→ **Data to use**:
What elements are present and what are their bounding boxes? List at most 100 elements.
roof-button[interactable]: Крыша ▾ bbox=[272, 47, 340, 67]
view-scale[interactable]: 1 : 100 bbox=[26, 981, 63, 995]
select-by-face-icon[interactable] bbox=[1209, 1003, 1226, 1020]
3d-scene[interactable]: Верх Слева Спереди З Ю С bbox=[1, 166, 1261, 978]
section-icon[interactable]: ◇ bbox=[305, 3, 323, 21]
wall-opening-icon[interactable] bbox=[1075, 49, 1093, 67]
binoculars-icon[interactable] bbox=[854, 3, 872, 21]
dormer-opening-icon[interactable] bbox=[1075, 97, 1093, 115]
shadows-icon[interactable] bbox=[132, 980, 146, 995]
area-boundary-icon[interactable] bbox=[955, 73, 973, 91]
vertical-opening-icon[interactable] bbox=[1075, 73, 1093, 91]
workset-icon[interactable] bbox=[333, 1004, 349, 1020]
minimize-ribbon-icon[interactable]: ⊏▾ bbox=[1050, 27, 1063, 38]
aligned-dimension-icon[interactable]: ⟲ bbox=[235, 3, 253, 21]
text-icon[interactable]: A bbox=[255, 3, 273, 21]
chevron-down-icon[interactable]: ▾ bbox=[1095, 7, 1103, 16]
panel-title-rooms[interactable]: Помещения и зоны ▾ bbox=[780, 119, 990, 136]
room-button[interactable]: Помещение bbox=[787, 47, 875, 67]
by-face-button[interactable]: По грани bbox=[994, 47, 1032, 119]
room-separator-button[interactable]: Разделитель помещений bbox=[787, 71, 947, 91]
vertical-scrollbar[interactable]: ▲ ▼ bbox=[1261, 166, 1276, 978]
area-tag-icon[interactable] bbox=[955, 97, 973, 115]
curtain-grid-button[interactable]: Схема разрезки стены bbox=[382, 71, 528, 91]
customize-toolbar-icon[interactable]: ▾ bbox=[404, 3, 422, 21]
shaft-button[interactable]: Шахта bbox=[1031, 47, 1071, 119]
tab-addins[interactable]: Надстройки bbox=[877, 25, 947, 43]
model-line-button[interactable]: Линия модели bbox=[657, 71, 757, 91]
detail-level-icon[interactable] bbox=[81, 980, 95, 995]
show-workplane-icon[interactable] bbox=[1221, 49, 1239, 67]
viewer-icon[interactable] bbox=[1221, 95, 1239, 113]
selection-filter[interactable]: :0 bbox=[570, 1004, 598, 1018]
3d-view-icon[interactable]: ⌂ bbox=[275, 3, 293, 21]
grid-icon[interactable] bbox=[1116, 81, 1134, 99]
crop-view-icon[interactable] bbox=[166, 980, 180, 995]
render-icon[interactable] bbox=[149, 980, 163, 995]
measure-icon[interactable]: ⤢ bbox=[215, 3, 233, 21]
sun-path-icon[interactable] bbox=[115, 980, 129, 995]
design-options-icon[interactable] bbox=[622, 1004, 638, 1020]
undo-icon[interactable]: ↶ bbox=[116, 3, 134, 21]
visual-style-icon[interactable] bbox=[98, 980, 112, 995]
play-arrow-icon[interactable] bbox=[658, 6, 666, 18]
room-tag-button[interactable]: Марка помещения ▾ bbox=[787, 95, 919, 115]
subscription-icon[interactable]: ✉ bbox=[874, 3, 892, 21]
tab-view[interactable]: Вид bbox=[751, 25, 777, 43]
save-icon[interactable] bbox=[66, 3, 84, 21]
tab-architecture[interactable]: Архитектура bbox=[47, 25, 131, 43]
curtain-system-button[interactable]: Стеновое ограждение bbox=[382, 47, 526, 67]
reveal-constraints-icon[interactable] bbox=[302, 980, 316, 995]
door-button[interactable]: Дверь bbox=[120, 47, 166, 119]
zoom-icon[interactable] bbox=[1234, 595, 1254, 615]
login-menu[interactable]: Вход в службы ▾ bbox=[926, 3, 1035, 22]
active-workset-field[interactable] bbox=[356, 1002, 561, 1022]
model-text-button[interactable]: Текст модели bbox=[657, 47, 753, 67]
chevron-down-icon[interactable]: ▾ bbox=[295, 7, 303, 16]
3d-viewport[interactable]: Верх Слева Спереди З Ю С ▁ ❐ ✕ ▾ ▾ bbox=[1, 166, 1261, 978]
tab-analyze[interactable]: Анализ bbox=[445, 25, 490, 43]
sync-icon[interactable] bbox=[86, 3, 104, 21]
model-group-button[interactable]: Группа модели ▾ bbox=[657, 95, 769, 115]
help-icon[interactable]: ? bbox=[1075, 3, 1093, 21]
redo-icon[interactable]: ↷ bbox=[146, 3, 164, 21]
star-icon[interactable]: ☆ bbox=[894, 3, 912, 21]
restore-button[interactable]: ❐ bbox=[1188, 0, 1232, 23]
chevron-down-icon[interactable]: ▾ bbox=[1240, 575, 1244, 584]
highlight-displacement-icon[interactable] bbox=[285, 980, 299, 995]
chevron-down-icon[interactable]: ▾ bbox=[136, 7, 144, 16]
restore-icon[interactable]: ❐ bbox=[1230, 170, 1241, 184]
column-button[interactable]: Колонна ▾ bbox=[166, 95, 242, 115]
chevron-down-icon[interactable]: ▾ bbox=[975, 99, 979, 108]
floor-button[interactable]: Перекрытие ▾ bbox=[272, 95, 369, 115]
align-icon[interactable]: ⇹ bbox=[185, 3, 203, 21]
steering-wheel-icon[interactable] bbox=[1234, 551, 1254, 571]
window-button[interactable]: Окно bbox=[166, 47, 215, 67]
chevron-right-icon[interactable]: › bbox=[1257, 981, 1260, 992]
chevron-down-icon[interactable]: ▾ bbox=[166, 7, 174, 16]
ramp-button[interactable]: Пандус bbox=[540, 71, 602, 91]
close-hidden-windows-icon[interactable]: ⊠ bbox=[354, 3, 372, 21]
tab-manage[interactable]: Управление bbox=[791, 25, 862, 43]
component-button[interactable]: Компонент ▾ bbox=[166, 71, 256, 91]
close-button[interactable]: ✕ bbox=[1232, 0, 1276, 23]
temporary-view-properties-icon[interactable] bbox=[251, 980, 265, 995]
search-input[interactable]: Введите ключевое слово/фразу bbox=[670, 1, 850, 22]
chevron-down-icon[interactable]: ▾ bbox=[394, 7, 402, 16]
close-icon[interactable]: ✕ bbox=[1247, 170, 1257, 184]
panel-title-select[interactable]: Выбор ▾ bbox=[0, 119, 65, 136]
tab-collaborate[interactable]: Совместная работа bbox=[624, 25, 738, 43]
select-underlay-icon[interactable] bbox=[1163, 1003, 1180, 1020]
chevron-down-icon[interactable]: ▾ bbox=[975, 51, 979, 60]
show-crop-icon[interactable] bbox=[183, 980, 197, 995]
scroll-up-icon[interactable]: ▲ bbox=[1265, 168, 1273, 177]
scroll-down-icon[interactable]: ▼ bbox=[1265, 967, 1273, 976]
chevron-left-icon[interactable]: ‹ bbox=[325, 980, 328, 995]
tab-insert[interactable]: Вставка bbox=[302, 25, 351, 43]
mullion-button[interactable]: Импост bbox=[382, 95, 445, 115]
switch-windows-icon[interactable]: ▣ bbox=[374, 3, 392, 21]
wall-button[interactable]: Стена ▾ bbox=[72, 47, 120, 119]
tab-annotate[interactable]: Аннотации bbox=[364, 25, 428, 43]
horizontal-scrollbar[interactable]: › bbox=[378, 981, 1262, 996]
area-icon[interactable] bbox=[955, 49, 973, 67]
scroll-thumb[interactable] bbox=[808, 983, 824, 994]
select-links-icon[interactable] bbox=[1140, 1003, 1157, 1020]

→ **Exercise aim**: Please repeat every line of the items above, character for character, with nothing added, dropped or changed.

→ **Written solution**:
What elements are present and what are their bounding boxes? List at most 100 elements.
roof-button[interactable]: Крыша ▾ bbox=[272, 47, 340, 67]
view-scale[interactable]: 1 : 100 bbox=[26, 981, 63, 995]
select-by-face-icon[interactable] bbox=[1209, 1003, 1226, 1020]
3d-scene[interactable]: Верх Слева Спереди З Ю С bbox=[1, 166, 1261, 978]
section-icon[interactable]: ◇ bbox=[305, 3, 323, 21]
wall-opening-icon[interactable] bbox=[1075, 49, 1093, 67]
binoculars-icon[interactable] bbox=[854, 3, 872, 21]
dormer-opening-icon[interactable] bbox=[1075, 97, 1093, 115]
shadows-icon[interactable] bbox=[132, 980, 146, 995]
area-boundary-icon[interactable] bbox=[955, 73, 973, 91]
vertical-opening-icon[interactable] bbox=[1075, 73, 1093, 91]
workset-icon[interactable] bbox=[333, 1004, 349, 1020]
minimize-ribbon-icon[interactable]: ⊏▾ bbox=[1050, 27, 1063, 38]
aligned-dimension-icon[interactable]: ⟲ bbox=[235, 3, 253, 21]
text-icon[interactable]: A bbox=[255, 3, 273, 21]
chevron-down-icon[interactable]: ▾ bbox=[1095, 7, 1103, 16]
panel-title-rooms[interactable]: Помещения и зоны ▾ bbox=[780, 119, 990, 136]
room-button[interactable]: Помещение bbox=[787, 47, 875, 67]
by-face-button[interactable]: По грани bbox=[994, 47, 1032, 119]
room-separator-button[interactable]: Разделитель помещений bbox=[787, 71, 947, 91]
vertical-scrollbar[interactable]: ▲ ▼ bbox=[1261, 166, 1276, 978]
area-tag-icon[interactable] bbox=[955, 97, 973, 115]
curtain-grid-button[interactable]: Схема разрезки стены bbox=[382, 71, 528, 91]
customize-toolbar-icon[interactable]: ▾ bbox=[404, 3, 422, 21]
shaft-button[interactable]: Шахта bbox=[1031, 47, 1071, 119]
tab-addins[interactable]: Надстройки bbox=[877, 25, 947, 43]
model-line-button[interactable]: Линия модели bbox=[657, 71, 757, 91]
detail-level-icon[interactable] bbox=[81, 980, 95, 995]
show-workplane-icon[interactable] bbox=[1221, 49, 1239, 67]
viewer-icon[interactable] bbox=[1221, 95, 1239, 113]
selection-filter[interactable]: :0 bbox=[570, 1004, 598, 1018]
3d-view-icon[interactable]: ⌂ bbox=[275, 3, 293, 21]
grid-icon[interactable] bbox=[1116, 81, 1134, 99]
crop-view-icon[interactable] bbox=[166, 980, 180, 995]
render-icon[interactable] bbox=[149, 980, 163, 995]
measure-icon[interactable]: ⤢ bbox=[215, 3, 233, 21]
sun-path-icon[interactable] bbox=[115, 980, 129, 995]
design-options-icon[interactable] bbox=[622, 1004, 638, 1020]
undo-icon[interactable]: ↶ bbox=[116, 3, 134, 21]
visual-style-icon[interactable] bbox=[98, 980, 112, 995]
play-arrow-icon[interactable] bbox=[658, 6, 666, 18]
room-tag-button[interactable]: Марка помещения ▾ bbox=[787, 95, 919, 115]
subscription-icon[interactable]: ✉ bbox=[874, 3, 892, 21]
tab-view[interactable]: Вид bbox=[751, 25, 777, 43]
save-icon[interactable] bbox=[66, 3, 84, 21]
tab-architecture[interactable]: Архитектура bbox=[47, 25, 131, 43]
curtain-system-button[interactable]: Стеновое ограждение bbox=[382, 47, 526, 67]
reveal-constraints-icon[interactable] bbox=[302, 980, 316, 995]
door-button[interactable]: Дверь bbox=[120, 47, 166, 119]
zoom-icon[interactable] bbox=[1234, 595, 1254, 615]
login-menu[interactable]: Вход в службы ▾ bbox=[926, 3, 1035, 22]
active-workset-field[interactable] bbox=[356, 1002, 561, 1022]
model-text-button[interactable]: Текст модели bbox=[657, 47, 753, 67]
chevron-down-icon[interactable]: ▾ bbox=[295, 7, 303, 16]
3d-viewport[interactable]: Верх Слева Спереди З Ю С ▁ ❐ ✕ ▾ ▾ bbox=[1, 166, 1261, 978]
tab-analyze[interactable]: Анализ bbox=[445, 25, 490, 43]
sync-icon[interactable] bbox=[86, 3, 104, 21]
model-group-button[interactable]: Группа модели ▾ bbox=[657, 95, 769, 115]
help-icon[interactable]: ? bbox=[1075, 3, 1093, 21]
redo-icon[interactable]: ↷ bbox=[146, 3, 164, 21]
star-icon[interactable]: ☆ bbox=[894, 3, 912, 21]
restore-button[interactable]: ❐ bbox=[1188, 0, 1232, 23]
chevron-down-icon[interactable]: ▾ bbox=[1240, 575, 1244, 584]
highlight-displacement-icon[interactable] bbox=[285, 980, 299, 995]
chevron-down-icon[interactable]: ▾ bbox=[136, 7, 144, 16]
restore-icon[interactable]: ❐ bbox=[1230, 170, 1241, 184]
column-button[interactable]: Колонна ▾ bbox=[166, 95, 242, 115]
chevron-down-icon[interactable]: ▾ bbox=[975, 99, 979, 108]
floor-button[interactable]: Перекрытие ▾ bbox=[272, 95, 369, 115]
align-icon[interactable]: ⇹ bbox=[185, 3, 203, 21]
steering-wheel-icon[interactable] bbox=[1234, 551, 1254, 571]
window-button[interactable]: Окно bbox=[166, 47, 215, 67]
chevron-right-icon[interactable]: › bbox=[1257, 981, 1260, 992]
chevron-down-icon[interactable]: ▾ bbox=[166, 7, 174, 16]
ramp-button[interactable]: Пандус bbox=[540, 71, 602, 91]
close-hidden-windows-icon[interactable]: ⊠ bbox=[354, 3, 372, 21]
tab-manage[interactable]: Управление bbox=[791, 25, 862, 43]
component-button[interactable]: Компонент ▾ bbox=[166, 71, 256, 91]
close-button[interactable]: ✕ bbox=[1232, 0, 1276, 23]
temporary-view-properties-icon[interactable] bbox=[251, 980, 265, 995]
search-input[interactable]: Введите ключевое слово/фразу bbox=[670, 1, 850, 22]
chevron-down-icon[interactable]: ▾ bbox=[394, 7, 402, 16]
close-icon[interactable]: ✕ bbox=[1247, 170, 1257, 184]
panel-title-select[interactable]: Выбор ▾ bbox=[0, 119, 65, 136]
tab-collaborate[interactable]: Совместная работа bbox=[624, 25, 738, 43]
select-underlay-icon[interactable] bbox=[1163, 1003, 1180, 1020]
chevron-down-icon[interactable]: ▾ bbox=[975, 51, 979, 60]
show-crop-icon[interactable] bbox=[183, 980, 197, 995]
scroll-up-icon[interactable]: ▲ bbox=[1265, 168, 1273, 177]
scroll-down-icon[interactable]: ▼ bbox=[1265, 967, 1273, 976]
chevron-left-icon[interactable]: ‹ bbox=[325, 980, 328, 995]
tab-insert[interactable]: Вставка bbox=[302, 25, 351, 43]
mullion-button[interactable]: Импост bbox=[382, 95, 445, 115]
switch-windows-icon[interactable]: ▣ bbox=[374, 3, 392, 21]
wall-button[interactable]: Стена ▾ bbox=[72, 47, 120, 119]
tab-annotate[interactable]: Аннотации bbox=[364, 25, 428, 43]
horizontal-scrollbar[interactable]: › bbox=[378, 981, 1262, 996]
area-icon[interactable] bbox=[955, 49, 973, 67]
scroll-thumb[interactable] bbox=[808, 983, 824, 994]
select-links-icon[interactable] bbox=[1140, 1003, 1157, 1020]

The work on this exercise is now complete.